The trans-Tasman gap matters because NZ patients assume (reasonably) that if a technology were dangerous enough to warrant a government warning, someone would have said so. Australia’s warning creates an information asymmetry: Australian patients will now be told their GP is using an AI scribe and can ask questions. New Zealand patients won’t know to ask.

The hardest question is not technical — it’s consent. A GP appointment involves some of the most sensitive information a person will ever share: mental health struggles, reproductive decisions, substance use, family conflicts, trauma. The current consent model for AI scribes is roughly: a sign in the waiting room, or a line in the practice’s privacy policy that nobody reads.

That model doesn’t work for AI scribes because the stakes are different. A human medical scribe (a trained professional in the room) operates under professional codes and employment contracts. An AI scribe sends the audio to a vendor’s cloud, processes it through a model that may retain the data, and generates a summary with no human oversight of the intermediate steps. The patient has no way to know what happened to their recording between the consultation and the final note in their file.

Australia’s regulator is now grappling with this. New Zealand’s hasn’t started.

What Should Happen Next

For Australia: the health department’s concern needs to become guidance, fast. GPs need clear rules on consent (opt-in, not opt-out), data retention (minimum necessary, not vendor-default), and vendor transparency (where the data goes, what it’s used for). The technology is not the enemy — but unregulated adoption in a clinical setting is a trust time bomb.

For New Zealand: the Ministry of Health and the Privacy Commissioner should issue a joint advisory now, not after the first breach. The Australian investigation gives NZ regulators a head start — use it. The same tools are in the same clinics. The same patients are exposed to the same risks. The same safeguards are needed.

For patients: ask your GP if they’re using an AI scribe. Ask where the recording goes. Ask how long it’s kept. You have the right to say no — and if enough patients say no, the market will respond with better consent practices.

❓ FAQ

Are AI scribes safe? The transcription and summarisation technology is generally accurate and clinically useful. The safety concern is not the AI’s output — it’s the data handling. Where the recording goes, who can access it, and how long it’s retained are the questions that matter.
= = =
Check your understanding:
a: Retype the passage on AI scribes, everything from "For New Zealand: the" down to "better consent practices.".
b: Write what comes next in the passage on AI scribes, picking up after its last sentence.

Extracted records:
= = =
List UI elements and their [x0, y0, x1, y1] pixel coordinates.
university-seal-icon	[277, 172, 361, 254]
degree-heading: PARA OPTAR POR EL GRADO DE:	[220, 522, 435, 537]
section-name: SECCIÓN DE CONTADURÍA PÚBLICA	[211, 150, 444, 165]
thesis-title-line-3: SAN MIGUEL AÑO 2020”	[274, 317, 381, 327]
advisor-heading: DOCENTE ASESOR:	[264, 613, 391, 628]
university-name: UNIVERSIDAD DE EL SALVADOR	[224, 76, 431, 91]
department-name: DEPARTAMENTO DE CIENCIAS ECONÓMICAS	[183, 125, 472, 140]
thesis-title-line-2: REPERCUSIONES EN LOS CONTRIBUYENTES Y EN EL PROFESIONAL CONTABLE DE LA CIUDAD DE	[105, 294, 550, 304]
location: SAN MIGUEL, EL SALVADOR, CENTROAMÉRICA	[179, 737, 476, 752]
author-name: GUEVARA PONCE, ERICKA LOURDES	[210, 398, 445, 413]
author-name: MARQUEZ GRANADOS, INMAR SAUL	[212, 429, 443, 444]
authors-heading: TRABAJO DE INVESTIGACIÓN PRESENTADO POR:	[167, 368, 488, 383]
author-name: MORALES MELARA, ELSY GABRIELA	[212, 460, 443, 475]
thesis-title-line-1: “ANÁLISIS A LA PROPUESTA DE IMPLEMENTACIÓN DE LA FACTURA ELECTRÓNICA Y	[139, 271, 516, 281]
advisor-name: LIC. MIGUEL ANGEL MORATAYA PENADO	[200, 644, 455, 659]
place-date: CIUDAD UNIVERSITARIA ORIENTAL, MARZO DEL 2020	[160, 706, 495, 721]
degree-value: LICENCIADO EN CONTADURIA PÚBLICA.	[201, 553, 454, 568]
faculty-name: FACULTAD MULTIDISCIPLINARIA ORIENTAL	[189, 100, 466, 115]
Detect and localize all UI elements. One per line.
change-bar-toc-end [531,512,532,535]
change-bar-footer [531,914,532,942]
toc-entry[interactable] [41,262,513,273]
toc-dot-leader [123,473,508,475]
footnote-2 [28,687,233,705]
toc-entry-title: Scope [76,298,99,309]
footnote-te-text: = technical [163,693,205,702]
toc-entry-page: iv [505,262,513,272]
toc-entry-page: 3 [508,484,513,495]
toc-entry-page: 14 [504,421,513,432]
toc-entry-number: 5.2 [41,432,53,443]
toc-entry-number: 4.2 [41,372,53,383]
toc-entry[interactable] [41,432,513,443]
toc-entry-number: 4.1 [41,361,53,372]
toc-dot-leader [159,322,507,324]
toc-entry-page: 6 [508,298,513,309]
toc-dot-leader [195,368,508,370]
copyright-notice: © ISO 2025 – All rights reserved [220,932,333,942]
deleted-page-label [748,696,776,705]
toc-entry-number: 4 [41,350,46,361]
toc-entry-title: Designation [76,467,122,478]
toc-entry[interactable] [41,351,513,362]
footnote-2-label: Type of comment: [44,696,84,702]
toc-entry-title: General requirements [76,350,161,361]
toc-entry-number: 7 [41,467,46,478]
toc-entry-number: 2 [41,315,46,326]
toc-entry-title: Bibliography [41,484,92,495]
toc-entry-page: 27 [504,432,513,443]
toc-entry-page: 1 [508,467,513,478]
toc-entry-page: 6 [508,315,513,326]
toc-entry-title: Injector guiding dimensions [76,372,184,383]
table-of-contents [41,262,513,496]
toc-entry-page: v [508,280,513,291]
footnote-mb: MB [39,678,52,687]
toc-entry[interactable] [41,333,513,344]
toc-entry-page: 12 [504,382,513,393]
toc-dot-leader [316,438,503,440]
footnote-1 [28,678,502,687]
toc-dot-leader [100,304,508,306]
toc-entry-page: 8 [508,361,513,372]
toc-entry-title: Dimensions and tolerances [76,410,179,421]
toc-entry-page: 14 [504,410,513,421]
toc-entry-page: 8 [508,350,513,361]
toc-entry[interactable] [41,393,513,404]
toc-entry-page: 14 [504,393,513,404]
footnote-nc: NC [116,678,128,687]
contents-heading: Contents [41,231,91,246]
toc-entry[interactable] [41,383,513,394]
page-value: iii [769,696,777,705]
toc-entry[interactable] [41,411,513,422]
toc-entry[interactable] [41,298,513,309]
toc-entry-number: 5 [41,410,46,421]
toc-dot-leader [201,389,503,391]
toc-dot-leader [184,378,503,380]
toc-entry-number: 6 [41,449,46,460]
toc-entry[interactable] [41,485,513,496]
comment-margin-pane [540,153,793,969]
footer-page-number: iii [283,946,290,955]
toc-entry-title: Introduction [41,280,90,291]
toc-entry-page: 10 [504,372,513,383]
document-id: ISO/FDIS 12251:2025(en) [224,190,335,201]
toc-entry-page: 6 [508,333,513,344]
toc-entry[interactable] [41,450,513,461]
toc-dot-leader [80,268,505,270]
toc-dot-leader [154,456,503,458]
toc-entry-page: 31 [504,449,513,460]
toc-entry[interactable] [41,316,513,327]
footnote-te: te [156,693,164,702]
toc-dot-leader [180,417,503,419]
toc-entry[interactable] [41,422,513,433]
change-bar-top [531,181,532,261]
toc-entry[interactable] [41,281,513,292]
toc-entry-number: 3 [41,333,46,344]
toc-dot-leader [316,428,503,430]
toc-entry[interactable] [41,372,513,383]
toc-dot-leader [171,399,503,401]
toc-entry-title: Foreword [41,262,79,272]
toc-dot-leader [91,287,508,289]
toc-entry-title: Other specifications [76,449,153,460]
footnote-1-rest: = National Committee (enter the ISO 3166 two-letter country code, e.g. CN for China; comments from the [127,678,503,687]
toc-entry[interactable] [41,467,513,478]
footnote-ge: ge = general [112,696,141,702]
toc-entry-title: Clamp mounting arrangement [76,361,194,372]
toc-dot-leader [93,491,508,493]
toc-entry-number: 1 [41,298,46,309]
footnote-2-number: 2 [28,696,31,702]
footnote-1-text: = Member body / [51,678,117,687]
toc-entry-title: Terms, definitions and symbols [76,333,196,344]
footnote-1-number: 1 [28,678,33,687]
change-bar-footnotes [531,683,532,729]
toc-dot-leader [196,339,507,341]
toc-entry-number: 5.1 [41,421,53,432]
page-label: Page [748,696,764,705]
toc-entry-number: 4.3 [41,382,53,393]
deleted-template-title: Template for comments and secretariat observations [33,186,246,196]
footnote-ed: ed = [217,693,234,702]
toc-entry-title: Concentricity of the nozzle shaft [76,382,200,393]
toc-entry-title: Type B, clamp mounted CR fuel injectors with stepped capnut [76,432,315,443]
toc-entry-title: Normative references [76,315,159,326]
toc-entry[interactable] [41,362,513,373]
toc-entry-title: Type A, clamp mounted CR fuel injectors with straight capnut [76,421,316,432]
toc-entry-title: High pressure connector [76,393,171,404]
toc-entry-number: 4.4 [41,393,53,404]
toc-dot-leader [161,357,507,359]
= = =
Answers for each item:
a:
For New Zealand: the Ministry of Health and the Privacy Commissioner should issue a joint advisory now, not after the first breach. The Australian investigation gives NZ regulators a head start — use it. The same tools are in the same clinics. The same patients are exposed to the same risks. The same safeguards are needed.

For patients: ask your GP if they’re using an AI scribe. Ask where the recording goes. Ask how long it’s kept. You have the right to say no — and if enough patients say no, the market will respond with better consent practices.

b:
Can I refuse to have my consultation recorded? Yes. You have the right to refuse AI scribe recording under both Australian and NZ privacy law. If your GP uses an AI scribe, they should offer you the option to opt out before the consultation begins.

Are AI scribes used in New Zealand? Yes. The same international vendors operate in NZ. There is no public data on how many GP clinics use them, but adoption is growing. The lack of a NZ government warning does not mean the tools aren’t in use — it means the regulatory response is behind.

What’s the difference between an AI scribe and a human medical scribe? A human scribe is a trained professional in the room, bound by employment contracts and professional codes. An AI scribe sends audio to a third-party vendor’s cloud, processes it through a model, and generates a summary with no human oversight of the intermediate steps. The data handling risks are fundamentally different.

What should NZ regulators do? Issue a joint advisory from the Ministry of Health and the Privacy Commissioner covering consent (opt-in), data retention (minimum necessary), vendor transparency, and patient notification. Use the Australian investigation as the basis — the tools and the risks are the same.

🔍 THE BOTTOM LINE

Australia’s health department is worried enough about AI scribes to say so publicly. The same tools are in NZ clinics, with no equivalent warning. The technology is not the problem — unregulated clinical adoption is. NZ regulators have a choice: act now on the back of Australia’s investigation, or wait for the first breach and explain why they didn’t.